A block of data
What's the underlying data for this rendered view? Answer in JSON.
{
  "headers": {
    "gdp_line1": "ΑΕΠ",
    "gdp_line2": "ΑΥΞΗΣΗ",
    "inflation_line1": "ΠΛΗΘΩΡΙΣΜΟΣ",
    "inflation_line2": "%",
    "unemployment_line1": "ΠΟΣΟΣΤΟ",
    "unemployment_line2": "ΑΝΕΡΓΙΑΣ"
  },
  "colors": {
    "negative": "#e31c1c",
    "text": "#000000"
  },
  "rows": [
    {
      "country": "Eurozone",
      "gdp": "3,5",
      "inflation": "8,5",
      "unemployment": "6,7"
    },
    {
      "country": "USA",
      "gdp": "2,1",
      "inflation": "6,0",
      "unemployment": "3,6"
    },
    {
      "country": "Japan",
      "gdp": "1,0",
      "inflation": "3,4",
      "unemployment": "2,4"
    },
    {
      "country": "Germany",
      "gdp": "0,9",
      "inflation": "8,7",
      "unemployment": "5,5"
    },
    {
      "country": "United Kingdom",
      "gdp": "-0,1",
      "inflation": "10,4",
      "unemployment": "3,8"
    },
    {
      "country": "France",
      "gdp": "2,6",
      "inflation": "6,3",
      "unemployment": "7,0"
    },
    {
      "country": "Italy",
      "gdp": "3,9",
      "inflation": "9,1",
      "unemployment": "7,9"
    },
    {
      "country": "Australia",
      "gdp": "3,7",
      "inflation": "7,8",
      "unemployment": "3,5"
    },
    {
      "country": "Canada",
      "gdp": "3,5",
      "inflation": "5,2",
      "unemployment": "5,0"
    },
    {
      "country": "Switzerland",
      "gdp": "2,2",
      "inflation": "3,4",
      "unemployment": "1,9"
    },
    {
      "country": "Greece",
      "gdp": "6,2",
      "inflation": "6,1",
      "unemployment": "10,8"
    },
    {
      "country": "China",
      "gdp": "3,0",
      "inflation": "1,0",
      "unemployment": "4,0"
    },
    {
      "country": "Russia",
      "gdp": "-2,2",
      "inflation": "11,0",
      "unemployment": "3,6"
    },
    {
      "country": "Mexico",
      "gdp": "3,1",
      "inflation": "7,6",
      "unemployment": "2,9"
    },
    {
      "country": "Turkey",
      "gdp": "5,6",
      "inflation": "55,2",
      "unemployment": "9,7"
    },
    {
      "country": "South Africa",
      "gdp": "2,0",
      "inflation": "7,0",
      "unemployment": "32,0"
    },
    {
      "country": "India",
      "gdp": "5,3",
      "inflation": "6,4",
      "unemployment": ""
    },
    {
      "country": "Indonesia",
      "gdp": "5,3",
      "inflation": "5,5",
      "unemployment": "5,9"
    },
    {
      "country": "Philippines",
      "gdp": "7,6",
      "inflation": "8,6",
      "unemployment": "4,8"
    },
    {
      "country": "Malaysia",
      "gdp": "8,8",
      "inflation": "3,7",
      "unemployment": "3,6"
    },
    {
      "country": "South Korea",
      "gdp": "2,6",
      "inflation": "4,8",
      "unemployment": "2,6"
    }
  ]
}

Directions for this task
Once more, set down the full listing, verbatim.

Response below
What's the underlying data for this rendered view? Answer in JSON.
{
  "headers": {
    "gdp_line1": "ΑΕΠ",
    "gdp_line2": "ΑΥΞΗΣΗ",
    "inflation_line1": "ΠΛΗΘΩΡΙΣΜΟΣ",
    "inflation_line2": "%",
    "unemployment_line1": "ΠΟΣΟΣΤΟ",
    "unemployment_line2": "ΑΝΕΡΓΙΑΣ"
  },
  "colors": {
    "negative": "#e31c1c",
    "text": "#000000"
  },
  "rows": [
    {
      "country": "Eurozone",
      "gdp": "3,5",
      "inflation": "8,5",
      "unemployment": "6,7"
    },
    {
      "country": "USA",
      "gdp": "2,1",
      "inflation": "6,0",
      "unemployment": "3,6"
    },
    {
      "country": "Japan",
      "gdp": "1,0",
      "inflation": "3,4",
      "unemployment": "2,4"
    },
    {
      "country": "Germany",
      "gdp": "0,9",
      "inflation": "8,7",
      "unemployment": "5,5"
    },
    {
      "country": "United Kingdom",
      "gdp": "-0,1",
      "inflation": "10,4",
      "unemployment": "3,8"
    },
    {
      "country": "France",
      "gdp": "2,6",
      "inflation": "6,3",
      "unemployment": "7,0"
    },
    {
      "country": "Italy",
      "gdp": "3,9",
      "inflation": "9,1",
      "unemployment": "7,9"
    },
    {
      "country": "Australia",
      "gdp": "3,7",
      "inflation": "7,8",
      "unemployment": "3,5"
    },
    {
      "country": "Canada",
      "gdp": "3,5",
      "inflation": "5,2",
      "unemployment": "5,0"
    },
    {
      "country": "Switzerland",
      "gdp": "2,2",
      "inflation": "3,4",
      "unemployment": "1,9"
    },
    {
      "country": "Greece",
      "gdp": "6,2",
      "inflation": "6,1",
      "unemployment": "10,8"
    },
    {
      "country": "China",
      "gdp": "3,0",
      "inflation": "1,0",
      "unemployment": "4,0"
    },
    {
      "country": "Russia",
      "gdp": "-2,2",
      "inflation": "11,0",
      "unemployment": "3,6"
    },
    {
      "country": "Mexico",
      "gdp": "3,1",
      "inflation": "7,6",
      "unemployment": "2,9"
    },
    {
      "country": "Turkey",
      "gdp": "5,6",
      "inflation": "55,2",
      "unemployment": "9,7"
    },
    {
      "country": "South Africa",
      "gdp": "2,0",
      "inflation": "7,0",
      "unemployment": "32,0"
    },
    {
      "country": "India",
      "gdp": "5,3",
      "inflation": "6,4",
      "unemployment": ""
    },
    {
      "country": "Indonesia",
      "gdp": "5,3",
      "inflation": "5,5",
      "unemployment": "5,9"
    },
    {
      "country": "Philippines",
      "gdp": "7,6",
      "inflation": "8,6",
      "unemployment": "4,8"
    },
    {
      "country": "Malaysia",
      "gdp": "8,8",
      "inflation": "3,7",
      "unemployment": "3,6"
    },
    {
      "country": "South Korea",
      "gdp": "2,6",
      "inflation": "4,8",
      "unemployment": "2,6"
    }
  ]
}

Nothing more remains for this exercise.